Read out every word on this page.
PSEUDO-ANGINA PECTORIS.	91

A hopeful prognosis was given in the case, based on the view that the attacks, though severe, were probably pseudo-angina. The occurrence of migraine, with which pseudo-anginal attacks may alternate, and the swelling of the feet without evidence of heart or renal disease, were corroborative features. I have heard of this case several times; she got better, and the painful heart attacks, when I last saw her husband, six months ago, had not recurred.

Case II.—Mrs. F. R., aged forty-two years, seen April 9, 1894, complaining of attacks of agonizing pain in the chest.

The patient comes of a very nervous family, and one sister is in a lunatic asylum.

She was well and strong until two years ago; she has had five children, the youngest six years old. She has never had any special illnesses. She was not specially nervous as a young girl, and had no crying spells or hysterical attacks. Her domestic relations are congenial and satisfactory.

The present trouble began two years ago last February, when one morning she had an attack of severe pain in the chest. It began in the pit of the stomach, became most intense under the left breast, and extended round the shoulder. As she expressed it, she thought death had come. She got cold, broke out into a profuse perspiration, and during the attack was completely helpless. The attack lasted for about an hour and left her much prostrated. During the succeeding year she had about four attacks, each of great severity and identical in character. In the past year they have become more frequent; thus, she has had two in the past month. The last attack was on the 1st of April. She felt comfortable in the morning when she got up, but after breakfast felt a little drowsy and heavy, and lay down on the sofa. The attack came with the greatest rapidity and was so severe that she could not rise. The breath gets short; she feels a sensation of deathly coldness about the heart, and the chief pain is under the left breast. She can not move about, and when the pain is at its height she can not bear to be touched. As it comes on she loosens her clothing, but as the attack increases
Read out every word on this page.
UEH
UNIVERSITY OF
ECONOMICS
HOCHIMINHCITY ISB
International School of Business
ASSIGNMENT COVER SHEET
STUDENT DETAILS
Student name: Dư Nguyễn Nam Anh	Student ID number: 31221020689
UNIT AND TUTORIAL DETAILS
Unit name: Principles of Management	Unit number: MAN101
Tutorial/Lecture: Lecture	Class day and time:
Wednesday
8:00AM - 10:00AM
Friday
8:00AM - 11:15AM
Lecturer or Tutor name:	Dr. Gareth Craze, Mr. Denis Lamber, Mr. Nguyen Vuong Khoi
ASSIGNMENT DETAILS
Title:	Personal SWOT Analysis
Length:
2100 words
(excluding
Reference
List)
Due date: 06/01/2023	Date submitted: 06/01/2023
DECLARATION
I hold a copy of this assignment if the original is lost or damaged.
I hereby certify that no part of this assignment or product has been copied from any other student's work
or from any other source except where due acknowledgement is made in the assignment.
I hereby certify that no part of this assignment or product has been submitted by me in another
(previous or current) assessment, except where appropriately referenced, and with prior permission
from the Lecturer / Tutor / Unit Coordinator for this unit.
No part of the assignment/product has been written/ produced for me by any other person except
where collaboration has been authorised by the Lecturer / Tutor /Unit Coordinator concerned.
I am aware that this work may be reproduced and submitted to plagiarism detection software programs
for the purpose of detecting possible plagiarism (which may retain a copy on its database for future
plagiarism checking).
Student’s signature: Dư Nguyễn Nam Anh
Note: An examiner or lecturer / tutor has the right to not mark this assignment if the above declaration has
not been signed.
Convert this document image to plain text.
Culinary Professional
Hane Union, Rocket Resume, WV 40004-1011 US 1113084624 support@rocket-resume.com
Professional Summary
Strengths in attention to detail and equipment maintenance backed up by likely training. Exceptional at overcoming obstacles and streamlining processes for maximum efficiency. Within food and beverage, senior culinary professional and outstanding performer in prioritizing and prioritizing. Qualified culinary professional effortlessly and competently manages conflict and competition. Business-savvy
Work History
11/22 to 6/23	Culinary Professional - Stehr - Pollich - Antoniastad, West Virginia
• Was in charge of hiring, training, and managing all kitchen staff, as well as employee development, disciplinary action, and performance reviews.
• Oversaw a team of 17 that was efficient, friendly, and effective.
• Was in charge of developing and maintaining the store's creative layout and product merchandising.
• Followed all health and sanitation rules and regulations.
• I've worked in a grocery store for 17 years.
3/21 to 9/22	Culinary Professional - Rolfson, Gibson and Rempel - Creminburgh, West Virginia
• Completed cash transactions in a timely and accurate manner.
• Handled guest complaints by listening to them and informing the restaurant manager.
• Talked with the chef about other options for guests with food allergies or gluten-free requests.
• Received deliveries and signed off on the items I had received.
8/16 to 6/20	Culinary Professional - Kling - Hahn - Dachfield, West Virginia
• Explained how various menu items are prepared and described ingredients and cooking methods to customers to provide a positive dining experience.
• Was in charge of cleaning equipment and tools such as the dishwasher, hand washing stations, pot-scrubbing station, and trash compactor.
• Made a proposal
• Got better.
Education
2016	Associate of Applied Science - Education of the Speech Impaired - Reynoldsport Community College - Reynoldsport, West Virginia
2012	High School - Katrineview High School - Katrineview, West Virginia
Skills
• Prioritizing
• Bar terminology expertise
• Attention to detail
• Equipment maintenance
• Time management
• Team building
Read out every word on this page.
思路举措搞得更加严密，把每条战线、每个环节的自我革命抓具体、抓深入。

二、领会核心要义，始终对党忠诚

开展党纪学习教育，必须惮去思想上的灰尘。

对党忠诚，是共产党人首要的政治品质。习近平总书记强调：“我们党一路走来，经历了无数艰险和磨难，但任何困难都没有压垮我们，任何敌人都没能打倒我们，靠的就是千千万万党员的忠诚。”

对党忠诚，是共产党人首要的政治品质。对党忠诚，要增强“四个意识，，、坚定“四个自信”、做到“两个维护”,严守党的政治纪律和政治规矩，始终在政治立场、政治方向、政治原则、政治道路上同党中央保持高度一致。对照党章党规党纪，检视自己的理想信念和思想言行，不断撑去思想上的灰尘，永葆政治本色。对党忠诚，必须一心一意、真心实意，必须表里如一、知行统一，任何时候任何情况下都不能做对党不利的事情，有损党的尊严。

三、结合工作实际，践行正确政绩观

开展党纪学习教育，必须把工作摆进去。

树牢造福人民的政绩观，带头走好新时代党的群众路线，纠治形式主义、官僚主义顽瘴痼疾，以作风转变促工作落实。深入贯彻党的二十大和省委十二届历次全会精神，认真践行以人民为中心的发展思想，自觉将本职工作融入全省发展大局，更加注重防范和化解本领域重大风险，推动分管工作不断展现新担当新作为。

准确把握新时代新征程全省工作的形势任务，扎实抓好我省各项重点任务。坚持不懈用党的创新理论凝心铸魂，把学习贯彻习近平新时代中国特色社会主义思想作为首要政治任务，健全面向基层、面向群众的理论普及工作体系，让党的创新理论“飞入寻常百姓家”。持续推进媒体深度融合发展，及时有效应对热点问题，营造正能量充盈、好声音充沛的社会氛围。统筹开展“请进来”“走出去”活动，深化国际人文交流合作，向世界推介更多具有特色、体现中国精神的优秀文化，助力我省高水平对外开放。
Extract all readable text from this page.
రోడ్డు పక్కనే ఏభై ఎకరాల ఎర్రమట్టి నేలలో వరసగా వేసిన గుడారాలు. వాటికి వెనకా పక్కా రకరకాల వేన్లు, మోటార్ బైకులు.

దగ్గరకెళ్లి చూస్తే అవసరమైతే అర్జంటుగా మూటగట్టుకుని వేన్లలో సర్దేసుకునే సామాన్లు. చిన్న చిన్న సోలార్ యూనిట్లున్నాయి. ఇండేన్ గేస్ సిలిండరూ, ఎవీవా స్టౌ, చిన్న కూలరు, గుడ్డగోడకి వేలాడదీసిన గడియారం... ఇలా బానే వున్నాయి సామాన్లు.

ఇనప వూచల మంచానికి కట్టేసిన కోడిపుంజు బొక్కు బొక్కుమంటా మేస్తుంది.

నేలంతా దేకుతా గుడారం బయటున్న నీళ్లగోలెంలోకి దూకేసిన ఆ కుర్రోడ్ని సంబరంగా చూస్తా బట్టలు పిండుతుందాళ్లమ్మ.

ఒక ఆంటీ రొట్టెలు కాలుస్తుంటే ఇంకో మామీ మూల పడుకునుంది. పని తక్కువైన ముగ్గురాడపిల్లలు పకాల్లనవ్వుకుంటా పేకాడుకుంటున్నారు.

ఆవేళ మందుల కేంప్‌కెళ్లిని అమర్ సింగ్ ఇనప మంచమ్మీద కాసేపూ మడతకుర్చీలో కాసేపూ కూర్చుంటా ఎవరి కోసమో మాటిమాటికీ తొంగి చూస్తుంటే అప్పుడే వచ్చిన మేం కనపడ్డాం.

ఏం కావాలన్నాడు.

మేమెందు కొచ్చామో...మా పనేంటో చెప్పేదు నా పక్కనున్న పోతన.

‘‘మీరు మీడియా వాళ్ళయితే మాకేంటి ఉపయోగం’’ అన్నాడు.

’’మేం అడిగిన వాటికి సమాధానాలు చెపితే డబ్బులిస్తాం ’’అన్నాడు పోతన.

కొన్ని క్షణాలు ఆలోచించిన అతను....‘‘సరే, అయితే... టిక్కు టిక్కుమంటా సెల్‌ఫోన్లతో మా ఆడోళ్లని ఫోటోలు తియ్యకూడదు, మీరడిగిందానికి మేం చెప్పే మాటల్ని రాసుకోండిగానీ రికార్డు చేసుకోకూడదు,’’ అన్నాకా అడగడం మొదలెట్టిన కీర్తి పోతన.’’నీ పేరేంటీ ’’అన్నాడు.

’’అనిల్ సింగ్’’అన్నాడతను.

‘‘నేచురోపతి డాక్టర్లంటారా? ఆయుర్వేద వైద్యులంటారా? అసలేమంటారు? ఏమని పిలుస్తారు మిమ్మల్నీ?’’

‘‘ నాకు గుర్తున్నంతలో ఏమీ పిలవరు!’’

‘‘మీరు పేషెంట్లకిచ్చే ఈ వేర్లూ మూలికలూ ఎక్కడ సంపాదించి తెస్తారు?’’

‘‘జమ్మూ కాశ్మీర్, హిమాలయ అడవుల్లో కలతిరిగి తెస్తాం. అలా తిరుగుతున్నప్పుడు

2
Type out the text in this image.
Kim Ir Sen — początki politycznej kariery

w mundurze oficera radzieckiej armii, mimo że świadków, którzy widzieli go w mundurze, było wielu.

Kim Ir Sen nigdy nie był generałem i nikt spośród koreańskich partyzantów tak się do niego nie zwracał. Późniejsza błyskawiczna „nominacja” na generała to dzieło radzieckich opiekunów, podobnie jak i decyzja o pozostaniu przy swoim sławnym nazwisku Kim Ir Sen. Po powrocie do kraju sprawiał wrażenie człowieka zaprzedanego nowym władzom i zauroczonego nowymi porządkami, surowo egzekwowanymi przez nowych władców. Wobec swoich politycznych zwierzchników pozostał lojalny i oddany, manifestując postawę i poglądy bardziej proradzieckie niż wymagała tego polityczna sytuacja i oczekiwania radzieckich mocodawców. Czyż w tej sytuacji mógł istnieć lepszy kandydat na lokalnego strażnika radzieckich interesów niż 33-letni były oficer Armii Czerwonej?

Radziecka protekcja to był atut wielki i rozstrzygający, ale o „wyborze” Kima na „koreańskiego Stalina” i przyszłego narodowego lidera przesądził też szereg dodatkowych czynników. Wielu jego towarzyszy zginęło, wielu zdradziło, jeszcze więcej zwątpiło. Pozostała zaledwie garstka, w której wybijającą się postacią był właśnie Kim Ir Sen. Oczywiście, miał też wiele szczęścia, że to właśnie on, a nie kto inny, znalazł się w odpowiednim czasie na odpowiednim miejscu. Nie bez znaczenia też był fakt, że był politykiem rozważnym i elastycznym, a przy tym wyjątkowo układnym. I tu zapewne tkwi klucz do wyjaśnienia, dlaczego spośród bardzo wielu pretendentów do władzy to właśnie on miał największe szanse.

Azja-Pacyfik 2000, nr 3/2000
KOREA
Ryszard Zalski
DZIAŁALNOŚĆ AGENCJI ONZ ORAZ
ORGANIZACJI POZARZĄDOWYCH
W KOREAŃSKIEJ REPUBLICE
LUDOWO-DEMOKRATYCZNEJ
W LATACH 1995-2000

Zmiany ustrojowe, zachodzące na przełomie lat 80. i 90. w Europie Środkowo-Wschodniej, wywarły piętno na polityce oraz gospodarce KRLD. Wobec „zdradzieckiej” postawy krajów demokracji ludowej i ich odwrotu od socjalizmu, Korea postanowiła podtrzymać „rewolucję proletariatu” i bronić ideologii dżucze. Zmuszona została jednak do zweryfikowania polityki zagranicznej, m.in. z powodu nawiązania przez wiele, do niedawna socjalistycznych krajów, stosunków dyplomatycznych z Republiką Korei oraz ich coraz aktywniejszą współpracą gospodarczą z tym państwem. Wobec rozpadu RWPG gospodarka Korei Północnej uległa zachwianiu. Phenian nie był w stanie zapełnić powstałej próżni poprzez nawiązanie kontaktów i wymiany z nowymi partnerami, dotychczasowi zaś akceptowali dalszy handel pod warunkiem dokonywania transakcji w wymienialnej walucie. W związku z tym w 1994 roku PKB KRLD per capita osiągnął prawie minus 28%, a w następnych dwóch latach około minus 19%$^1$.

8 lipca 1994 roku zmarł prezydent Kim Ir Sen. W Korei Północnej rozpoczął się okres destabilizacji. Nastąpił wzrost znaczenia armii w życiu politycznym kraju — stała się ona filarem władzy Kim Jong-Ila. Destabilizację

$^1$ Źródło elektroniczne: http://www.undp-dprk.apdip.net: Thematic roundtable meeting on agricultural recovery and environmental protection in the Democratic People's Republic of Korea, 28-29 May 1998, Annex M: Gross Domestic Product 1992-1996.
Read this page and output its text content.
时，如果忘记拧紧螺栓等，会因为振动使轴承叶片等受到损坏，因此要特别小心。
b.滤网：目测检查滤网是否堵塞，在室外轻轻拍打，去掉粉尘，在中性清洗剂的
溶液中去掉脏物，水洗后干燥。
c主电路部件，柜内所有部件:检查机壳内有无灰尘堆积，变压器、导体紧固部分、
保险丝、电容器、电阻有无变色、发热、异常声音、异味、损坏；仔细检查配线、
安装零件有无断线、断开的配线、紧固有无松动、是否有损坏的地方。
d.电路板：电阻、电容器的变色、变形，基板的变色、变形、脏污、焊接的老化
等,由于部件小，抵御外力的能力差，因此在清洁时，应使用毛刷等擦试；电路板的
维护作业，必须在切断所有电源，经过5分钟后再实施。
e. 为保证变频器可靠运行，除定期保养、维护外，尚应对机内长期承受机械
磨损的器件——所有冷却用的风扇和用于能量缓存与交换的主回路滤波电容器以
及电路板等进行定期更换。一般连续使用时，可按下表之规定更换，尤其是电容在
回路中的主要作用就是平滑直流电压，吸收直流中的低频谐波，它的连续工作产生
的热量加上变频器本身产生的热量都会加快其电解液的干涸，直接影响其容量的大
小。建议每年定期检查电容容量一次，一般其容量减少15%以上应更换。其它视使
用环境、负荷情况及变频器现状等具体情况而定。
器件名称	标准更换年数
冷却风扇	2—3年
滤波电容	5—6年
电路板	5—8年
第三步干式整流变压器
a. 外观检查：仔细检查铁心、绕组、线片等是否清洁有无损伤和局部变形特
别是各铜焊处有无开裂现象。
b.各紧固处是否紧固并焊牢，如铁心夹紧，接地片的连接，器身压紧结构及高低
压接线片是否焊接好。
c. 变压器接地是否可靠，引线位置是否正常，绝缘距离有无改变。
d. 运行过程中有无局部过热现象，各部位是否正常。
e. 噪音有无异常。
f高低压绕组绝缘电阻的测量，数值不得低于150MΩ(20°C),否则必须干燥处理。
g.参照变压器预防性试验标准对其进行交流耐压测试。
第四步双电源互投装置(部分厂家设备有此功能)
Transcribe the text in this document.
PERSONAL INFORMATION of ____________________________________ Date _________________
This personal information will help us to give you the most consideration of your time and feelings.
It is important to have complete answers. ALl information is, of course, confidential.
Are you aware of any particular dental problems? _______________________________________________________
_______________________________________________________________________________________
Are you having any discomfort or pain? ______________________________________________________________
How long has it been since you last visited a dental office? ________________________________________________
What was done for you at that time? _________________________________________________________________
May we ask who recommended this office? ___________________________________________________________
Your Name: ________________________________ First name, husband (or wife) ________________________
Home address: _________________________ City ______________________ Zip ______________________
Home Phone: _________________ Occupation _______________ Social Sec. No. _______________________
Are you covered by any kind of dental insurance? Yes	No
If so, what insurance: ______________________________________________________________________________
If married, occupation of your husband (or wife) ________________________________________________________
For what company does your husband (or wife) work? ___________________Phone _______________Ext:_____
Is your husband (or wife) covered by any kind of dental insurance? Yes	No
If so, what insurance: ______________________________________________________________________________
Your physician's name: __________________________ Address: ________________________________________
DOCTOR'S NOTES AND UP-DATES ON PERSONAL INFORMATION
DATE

* * * * * * *

• YOUR TASK
From the listing above, collect each line in which the string "charge" appears.

• RESPONSE FOR THIS EXERCISE
• Was in charge of hiring, training, and managing all kitchen staff, as well as employee development, disciplinary action, and performance reviews.
• Was in charge of developing and maintaining the store's creative layout and product merchandising.
• Was in charge of cleaning equipment and tools such as the dishwasher, hand washing stations, pot-scrubbing station, and trash compactor.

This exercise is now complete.